◆ DATA SHOWN:

**********

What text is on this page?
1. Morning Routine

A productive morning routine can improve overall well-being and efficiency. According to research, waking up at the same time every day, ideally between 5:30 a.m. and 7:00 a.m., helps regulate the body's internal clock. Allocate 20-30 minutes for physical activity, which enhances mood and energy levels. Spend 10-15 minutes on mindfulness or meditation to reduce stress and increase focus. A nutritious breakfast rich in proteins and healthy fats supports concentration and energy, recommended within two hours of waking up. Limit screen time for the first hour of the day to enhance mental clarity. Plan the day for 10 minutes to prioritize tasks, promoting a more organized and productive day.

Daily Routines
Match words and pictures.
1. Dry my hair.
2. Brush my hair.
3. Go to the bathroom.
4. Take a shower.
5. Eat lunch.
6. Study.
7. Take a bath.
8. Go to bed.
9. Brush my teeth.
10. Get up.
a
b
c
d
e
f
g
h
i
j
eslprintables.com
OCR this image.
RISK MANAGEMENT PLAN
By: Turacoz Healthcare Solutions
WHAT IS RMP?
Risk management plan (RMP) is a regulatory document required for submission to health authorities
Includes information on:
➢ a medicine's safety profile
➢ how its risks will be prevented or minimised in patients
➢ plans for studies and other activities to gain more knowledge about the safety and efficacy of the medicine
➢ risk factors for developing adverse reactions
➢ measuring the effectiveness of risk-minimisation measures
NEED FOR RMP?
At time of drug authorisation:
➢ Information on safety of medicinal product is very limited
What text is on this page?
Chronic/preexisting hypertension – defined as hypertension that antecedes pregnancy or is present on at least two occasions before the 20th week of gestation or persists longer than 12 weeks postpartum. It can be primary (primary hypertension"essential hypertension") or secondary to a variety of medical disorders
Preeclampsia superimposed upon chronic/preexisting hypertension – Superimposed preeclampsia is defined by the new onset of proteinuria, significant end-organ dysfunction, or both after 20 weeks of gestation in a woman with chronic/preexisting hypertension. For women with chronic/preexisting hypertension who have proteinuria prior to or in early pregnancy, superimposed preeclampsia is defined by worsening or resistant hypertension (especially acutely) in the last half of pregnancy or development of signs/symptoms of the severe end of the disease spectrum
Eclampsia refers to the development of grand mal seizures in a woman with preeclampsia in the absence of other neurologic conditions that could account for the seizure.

**********

◆ TASK DETAILS:
Set down the records again, exactly.

◆ RESULT:
What text is on this page?
1. Morning Routine

A productive morning routine can improve overall well-being and efficiency. According to research, waking up at the same time every day, ideally between 5:30 a.m. and 7:00 a.m., helps regulate the body's internal clock. Allocate 20-30 minutes for physical activity, which enhances mood and energy levels. Spend 10-15 minutes on mindfulness or meditation to reduce stress and increase focus. A nutritious breakfast rich in proteins and healthy fats supports concentration and energy, recommended within two hours of waking up. Limit screen time for the first hour of the day to enhance mental clarity. Plan the day for 10 minutes to prioritize tasks, promoting a more organized and productive day.

Daily Routines
Match words and pictures.
1. Dry my hair.
2. Brush my hair.
3. Go to the bathroom.
4. Take a shower.
5. Eat lunch.
6. Study.
7. Take a bath.
8. Go to bed.
9. Brush my teeth.
10. Get up.
a
b
c
d
e
f
g
h
i
j
eslprintables.com
OCR this image.
RISK MANAGEMENT PLAN
By: Turacoz Healthcare Solutions
WHAT IS RMP?
Risk management plan (RMP) is a regulatory document required for submission to health authorities
Includes information on:
➢ a medicine's safety profile
➢ how its risks will be prevented or minimised in patients
➢ plans for studies and other activities to gain more knowledge about the safety and efficacy of the medicine
➢ risk factors for developing adverse reactions
➢ measuring the effectiveness of risk-minimisation measures
NEED FOR RMP?
At time of drug authorisation:
➢ Information on safety of medicinal product is very limited
What text is on this page?
Chronic/preexisting hypertension – defined as hypertension that antecedes pregnancy or is present on at least two occasions before the 20th week of gestation or persists longer than 12 weeks postpartum. It can be primary (primary hypertension"essential hypertension") or secondary to a variety of medical disorders
Preeclampsia superimposed upon chronic/preexisting hypertension – Superimposed preeclampsia is defined by the new onset of proteinuria, significant end-organ dysfunction, or both after 20 weeks of gestation in a woman with chronic/preexisting hypertension. For women with chronic/preexisting hypertension who have proteinuria prior to or in early pregnancy, superimposed preeclampsia is defined by worsening or resistant hypertension (especially acutely) in the last half of pregnancy or development of signs/symptoms of the severe end of the disease spectrum
Eclampsia refers to the development of grand mal seizures in a woman with preeclampsia in the absence of other neurologic conditions that could account for the seizure.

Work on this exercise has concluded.